AIM: Beneath this task is a listing. State how many of its lines include the string "content", giving nothing but the number.

— Start of DATA SUPPLIED —

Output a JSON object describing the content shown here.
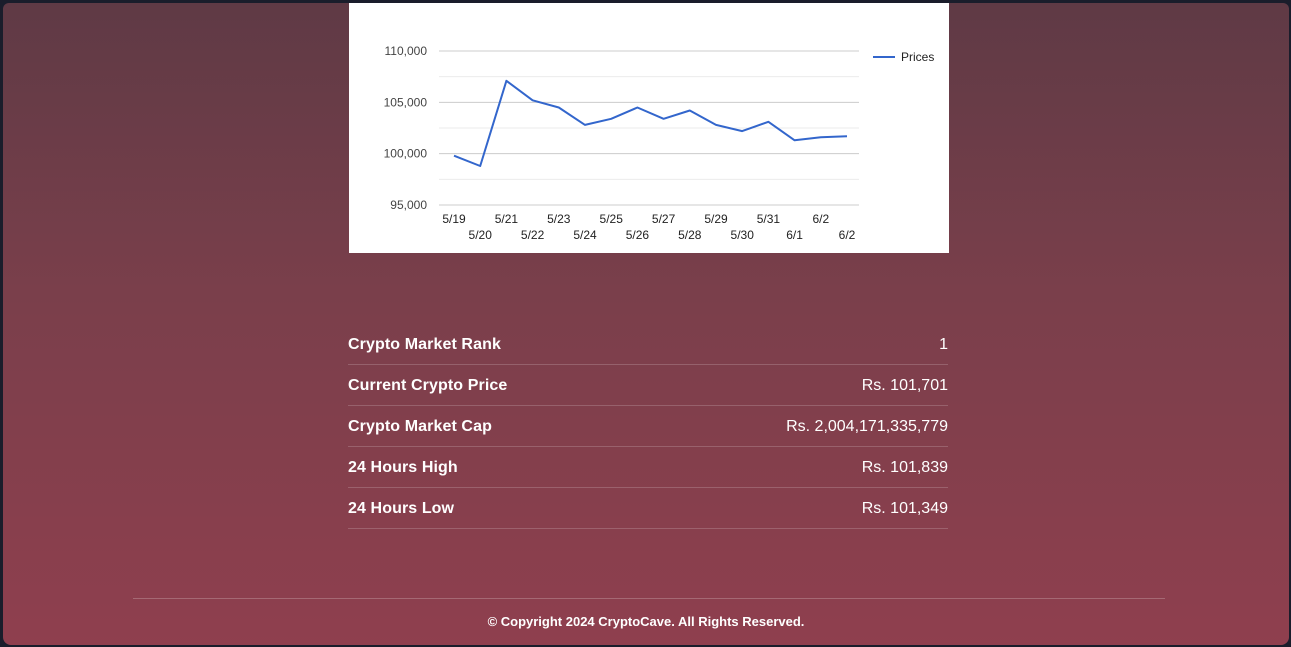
{
  "chart_data": {
    "type": "line",
    "legend": {
      "position": "top-right"
    },
    "ylim": [
      95000,
      110000
    ],
    "y_ticks": [
      "95,000",
      "100,000",
      "105,000",
      "110,000"
    ],
    "y_tick_values": [
      95000,
      100000,
      105000,
      110000
    ],
    "x_labels_top": [
      "5/19",
      "5/21",
      "5/23",
      "5/25",
      "5/27",
      "5/29",
      "5/31",
      "6/2"
    ],
    "x_labels_bottom": [
      "5/20",
      "5/22",
      "5/24",
      "5/26",
      "5/28",
      "5/30",
      "6/1",
      "6/2"
    ],
    "series": [
      {
        "name": "Prices",
        "color": "#3366cc",
        "x": [
          "5/19",
          "5/20",
          "5/21",
          "5/22",
          "5/23",
          "5/24",
          "5/25",
          "5/26",
          "5/27",
          "5/28",
          "5/29",
          "5/30",
          "5/31",
          "6/1",
          "6/2",
          "6/2"
        ],
        "values": [
          99800,
          98800,
          107100,
          105200,
          104500,
          102800,
          103400,
          104500,
          103400,
          104200,
          102800,
          102200,
          103100,
          101300,
          101600,
          101700
        ]
      }
    ],
    "grid": true
  },
  "stats": [
    {
      "label": "Crypto Market Rank",
      "value": "1"
    },
    {
      "label": "Current Crypto Price",
      "value": "Rs. 101,701"
    },
    {
      "label": "Crypto Market Cap",
      "value": "Rs. 2,004,171,335,779"
    },
    {
      "label": "24 Hours High",
      "value": "Rs. 101,839"
    },
    {
      "label": "24 Hours Low",
      "value": "Rs. 101,349"
    }
  ],
  "footer": {
    "copyright": "© Copyright 2024 CryptoCave. All Rights Reserved."
  }
}
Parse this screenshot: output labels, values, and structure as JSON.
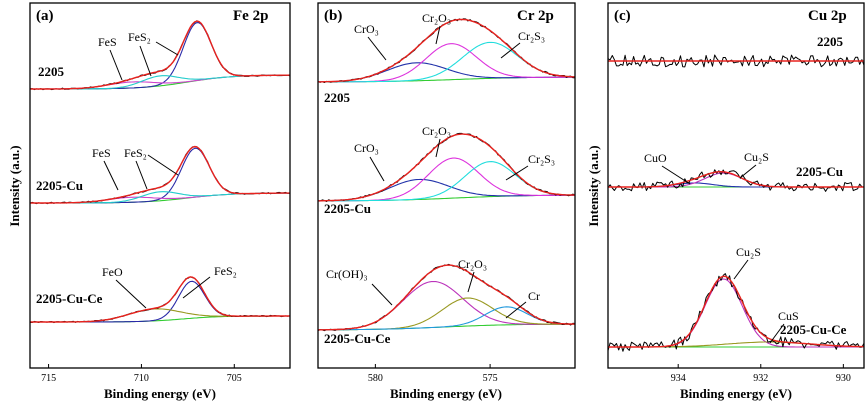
{
  "chart_data": [
    {
      "type": "line",
      "panel_label": "(a)",
      "title": "Fe 2p",
      "xlabel": "Binding energy (eV)",
      "ylabel": "Intensity (a.u.)",
      "xlim": [
        716,
        702
      ],
      "x_ticks": [
        715,
        710,
        705
      ],
      "samples": [
        {
          "name": "2205",
          "peaks": [
            {
              "label": "FeS",
              "center": 710.5
            },
            {
              "label": "FeS₂",
              "center": 709.0
            },
            {
              "label": "",
              "center": 707.0
            }
          ]
        },
        {
          "name": "2205-Cu",
          "peaks": [
            {
              "label": "FeS",
              "center": 710.5
            },
            {
              "label": "FeS₂",
              "center": 709.0
            },
            {
              "label": "",
              "center": 707.1
            }
          ]
        },
        {
          "name": "2205-Cu-Ce",
          "peaks": [
            {
              "label": "FeO",
              "center": 709.3
            },
            {
              "label": "FeS₂",
              "center": 707.3
            }
          ]
        }
      ]
    },
    {
      "type": "line",
      "panel_label": "(b)",
      "title": "Cr 2p",
      "xlabel": "Binding energy (eV)",
      "ylabel": "",
      "xlim": [
        582.5,
        571.3
      ],
      "x_ticks": [
        580,
        575
      ],
      "samples": [
        {
          "name": "2205",
          "peaks": [
            {
              "label": "CrO₃",
              "center": 578.2
            },
            {
              "label": "Cr₂O₃",
              "center": 576.7
            },
            {
              "label": "Cr₂S₃",
              "center": 575.0
            }
          ]
        },
        {
          "name": "2205-Cu",
          "peaks": [
            {
              "label": "CrO₃",
              "center": 578.1
            },
            {
              "label": "Cr₂O₃",
              "center": 576.6
            },
            {
              "label": "Cr₂S₃",
              "center": 575.0
            }
          ]
        },
        {
          "name": "2205-Cu-Ce",
          "peaks": [
            {
              "label": "Cr(OH)₃",
              "center": 577.5
            },
            {
              "label": "Cr₂O₃",
              "center": 576.0
            },
            {
              "label": "Cr",
              "center": 574.3
            }
          ]
        }
      ]
    },
    {
      "type": "line",
      "panel_label": "(c)",
      "title": "Cu 2p",
      "xlabel": "Binding energy (eV)",
      "ylabel": "Intensity (a.u.)",
      "xlim": [
        935.7,
        929.5
      ],
      "x_ticks": [
        934,
        932,
        930
      ],
      "samples": [
        {
          "name": "2205",
          "peaks": []
        },
        {
          "name": "2205-Cu",
          "peaks": [
            {
              "label": "CuO",
              "center": 933.6
            },
            {
              "label": "Cu₂S",
              "center": 932.9
            }
          ]
        },
        {
          "name": "2205-Cu-Ce",
          "peaks": [
            {
              "label": "Cu₂S",
              "center": 932.9
            },
            {
              "label": "CuS",
              "center": 931.8
            }
          ]
        }
      ]
    }
  ],
  "colors": {
    "experimental": "#000000",
    "envelope": "#e8221e",
    "background": "#33cc33",
    "fe_main": "#2a2aa8",
    "fe_fes": "#cc44cc",
    "fe_fes2": "#22cccc",
    "feo": "#999922",
    "cro3": "#2233aa",
    "cr2o3": "#dd33dd",
    "cr2s3": "#22dddd",
    "croh3": "#bb33bb",
    "cr2o3_ce": "#999922",
    "cr_metal": "#2299dd",
    "cuo": "#2233aa",
    "cu2s": "#bb33bb",
    "cus": "#999922",
    "cu_bg": "#2299dd"
  }
}
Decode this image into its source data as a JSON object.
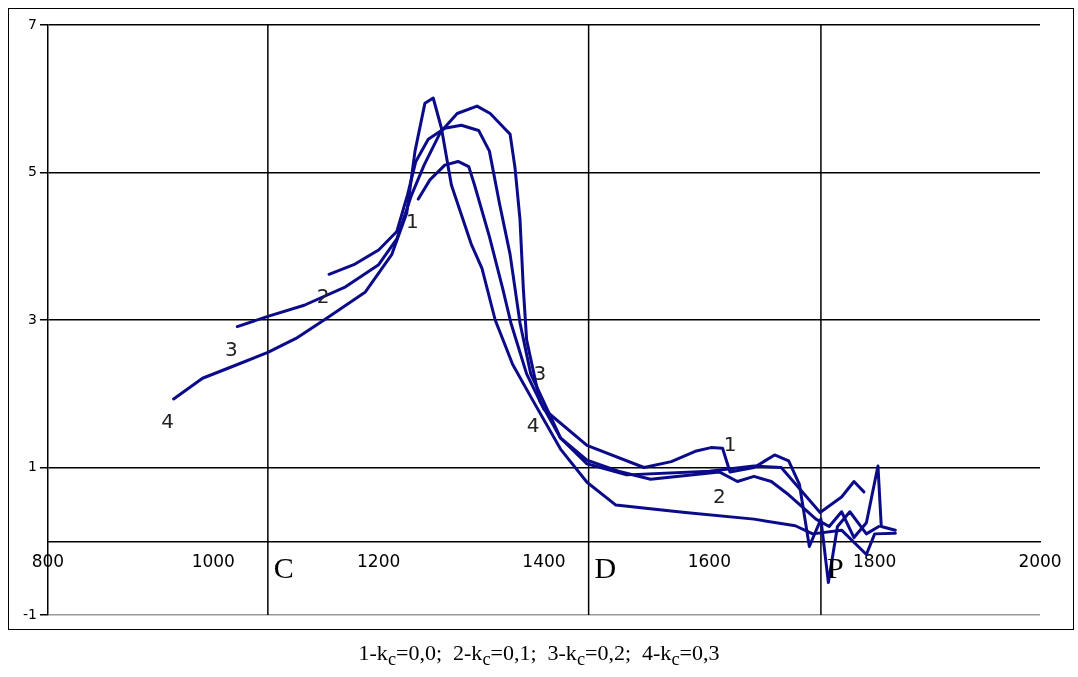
{
  "chart_data": {
    "type": "line",
    "series": [
      {
        "name": "1",
        "color": "#0b0b8a",
        "x": [
          1248,
          1262,
          1280,
          1296,
          1309,
          1316,
          1334,
          1350,
          1360,
          1379,
          1400,
          1452,
          1521,
          1554,
          1583,
          1602,
          1616,
          1625,
          1654,
          1679,
          1696,
          1709,
          1721,
          1735,
          1744,
          1755,
          1770,
          1790,
          1805
        ],
        "values": [
          4.64,
          4.9,
          5.1,
          5.15,
          5.08,
          4.83,
          4.13,
          3.43,
          2.96,
          2.27,
          1.79,
          1.3,
          1.0,
          1.08,
          1.22,
          1.27,
          1.26,
          0.94,
          1.0,
          1.17,
          1.09,
          0.77,
          -0.07,
          0.3,
          -0.56,
          0.2,
          0.4,
          0.1,
          0.2
        ]
      },
      {
        "name": "2",
        "color": "#0b0b8a",
        "x": [
          1140,
          1170,
          1200,
          1222,
          1235,
          1245,
          1260,
          1280,
          1300,
          1321,
          1334,
          1346,
          1359,
          1371,
          1384,
          1420,
          1452,
          1490,
          1529,
          1612,
          1634,
          1654,
          1675,
          1696,
          1729,
          1745,
          1760,
          1775,
          1790,
          1804,
          1808,
          1825
        ],
        "values": [
          3.62,
          3.75,
          3.95,
          4.2,
          4.7,
          5.15,
          5.45,
          5.6,
          5.64,
          5.57,
          5.29,
          4.59,
          3.89,
          2.96,
          2.27,
          1.4,
          1.1,
          0.95,
          0.84,
          0.94,
          0.81,
          0.88,
          0.81,
          0.63,
          0.3,
          0.2,
          0.4,
          0.05,
          0.25,
          1.02,
          0.2,
          0.15
        ]
      },
      {
        "name": "3",
        "color": "#0b0b8a",
        "x": [
          1029,
          1066,
          1110,
          1160,
          1200,
          1222,
          1240,
          1255,
          1275,
          1295,
          1319,
          1335,
          1359,
          1365,
          1371,
          1375,
          1379,
          1395,
          1420,
          1452,
          1500,
          1600,
          1654,
          1687,
          1734,
          1760,
          1775,
          1787
        ],
        "values": [
          2.91,
          3.05,
          3.2,
          3.45,
          3.75,
          4.1,
          4.7,
          5.1,
          5.55,
          5.8,
          5.9,
          5.8,
          5.52,
          5.06,
          4.36,
          3.43,
          2.73,
          1.9,
          1.4,
          1.05,
          0.9,
          0.95,
          1.02,
          1.0,
          0.39,
          0.6,
          0.81,
          0.67
        ]
      },
      {
        "name": "4",
        "color": "#0b0b8a",
        "x": [
          952,
          987,
          1030,
          1066,
          1100,
          1134,
          1184,
          1216,
          1234,
          1244,
          1256,
          1266,
          1276,
          1288,
          1312,
          1325,
          1341,
          1362,
          1387,
          1420,
          1452,
          1487,
          1571,
          1654,
          1704,
          1725,
          1760,
          1790,
          1800,
          1825
        ],
        "values": [
          1.93,
          2.21,
          2.4,
          2.56,
          2.75,
          3.0,
          3.38,
          3.89,
          4.45,
          5.29,
          5.94,
          6.01,
          5.6,
          4.83,
          4.03,
          3.7,
          3.0,
          2.4,
          1.9,
          1.25,
          0.8,
          0.49,
          0.39,
          0.3,
          0.21,
          0.1,
          0.15,
          -0.18,
          0.1,
          0.11
        ]
      }
    ],
    "xlim": [
      800,
      2000
    ],
    "xticks": [
      800,
      1000,
      1200,
      1400,
      1600,
      1800,
      2000
    ],
    "ylim": [
      -1,
      7
    ],
    "yticks": [
      -1,
      1,
      3,
      5,
      7
    ],
    "grid": "y",
    "legend": false,
    "marker": "none",
    "line_style": "solid",
    "ref_lines": [
      {
        "axis": "x",
        "value": 1066,
        "label": "C",
        "color": "#000000"
      },
      {
        "axis": "x",
        "value": 1454,
        "label": "D",
        "color": "#000000"
      },
      {
        "axis": "x",
        "value": 1735,
        "label": "P",
        "color": "#000000"
      }
    ],
    "annotations": [
      "1-k$_{c}$=0,0;  2-k$_{c}$=0,1;  3-k$_{c}$=0,2;  4-k$_{c}$=0,3"
    ]
  }
}
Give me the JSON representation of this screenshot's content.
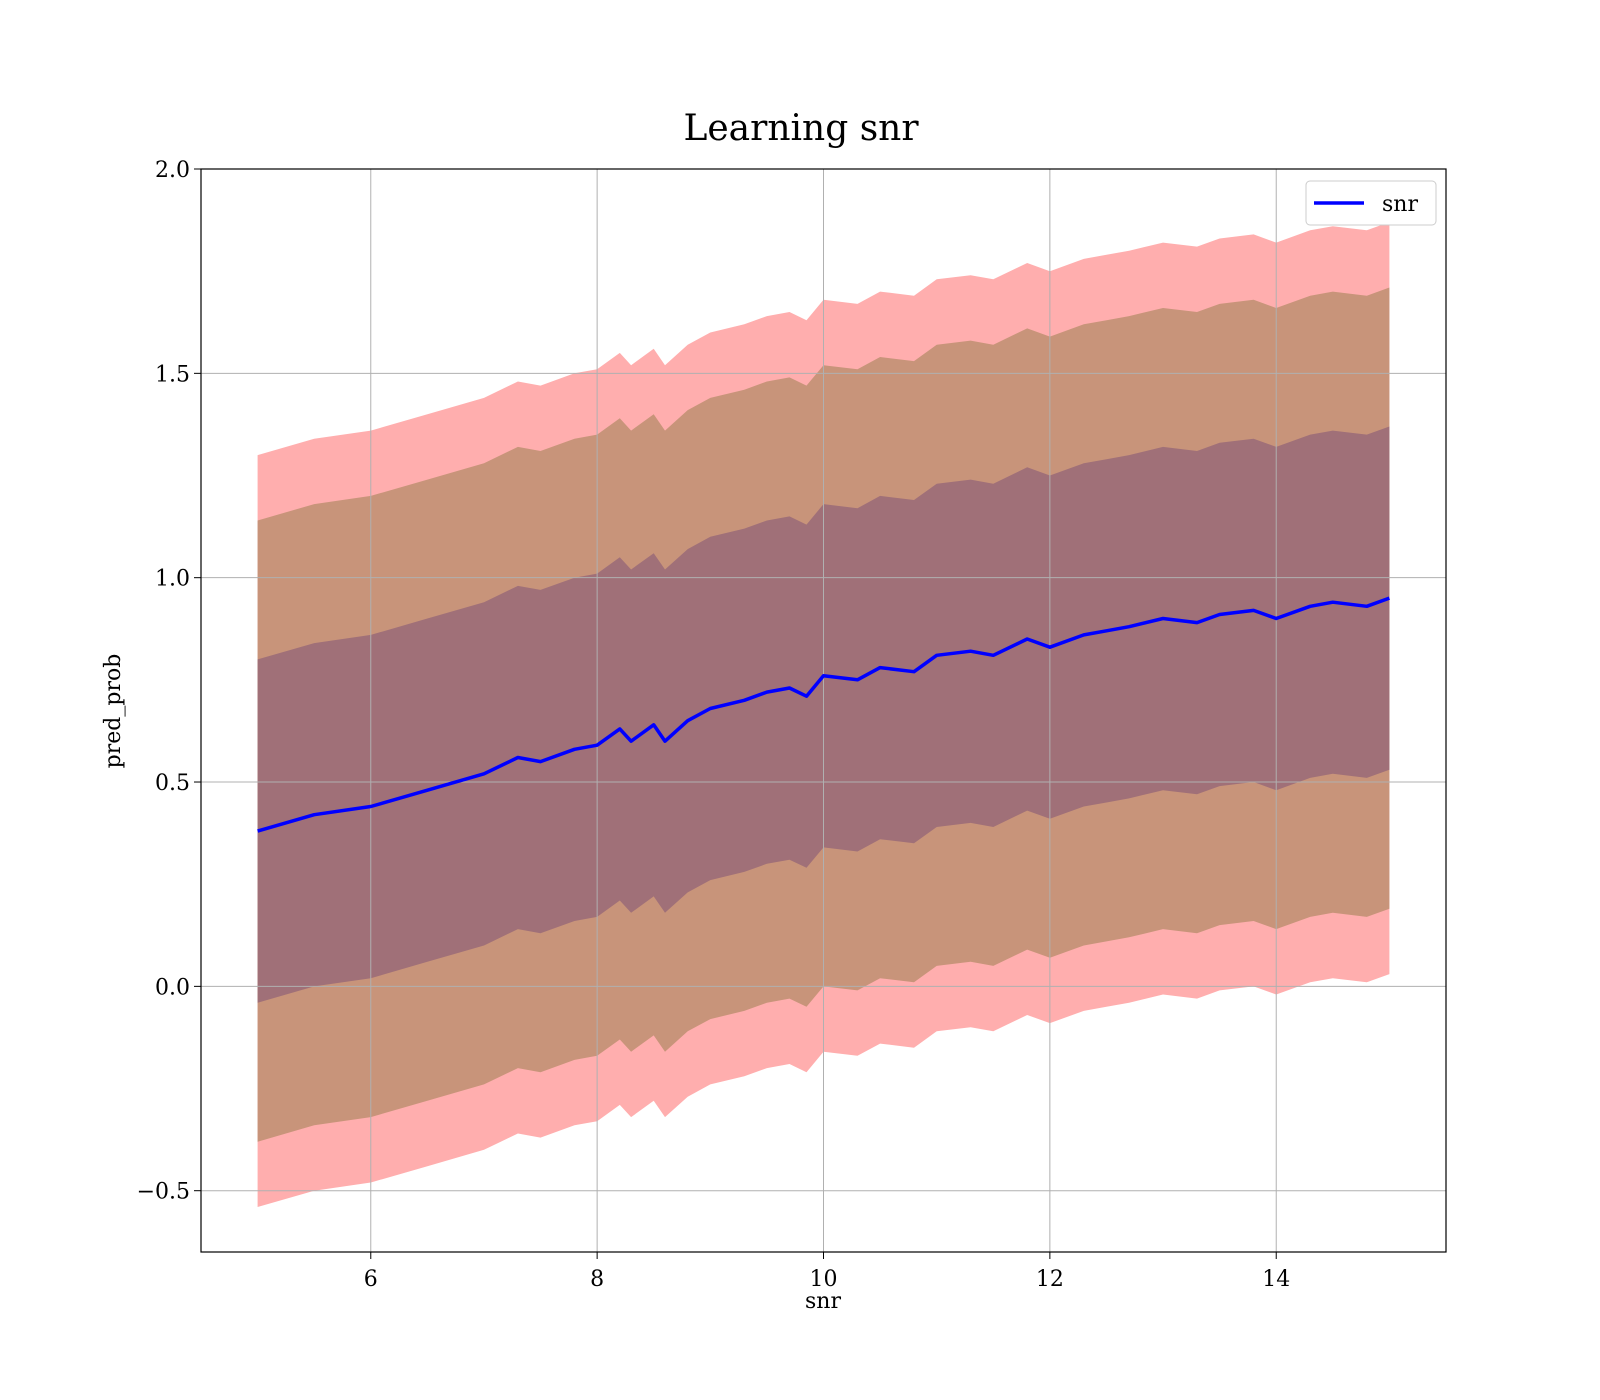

— End of DATA SUPPLIED —

RESULT BELOW: 2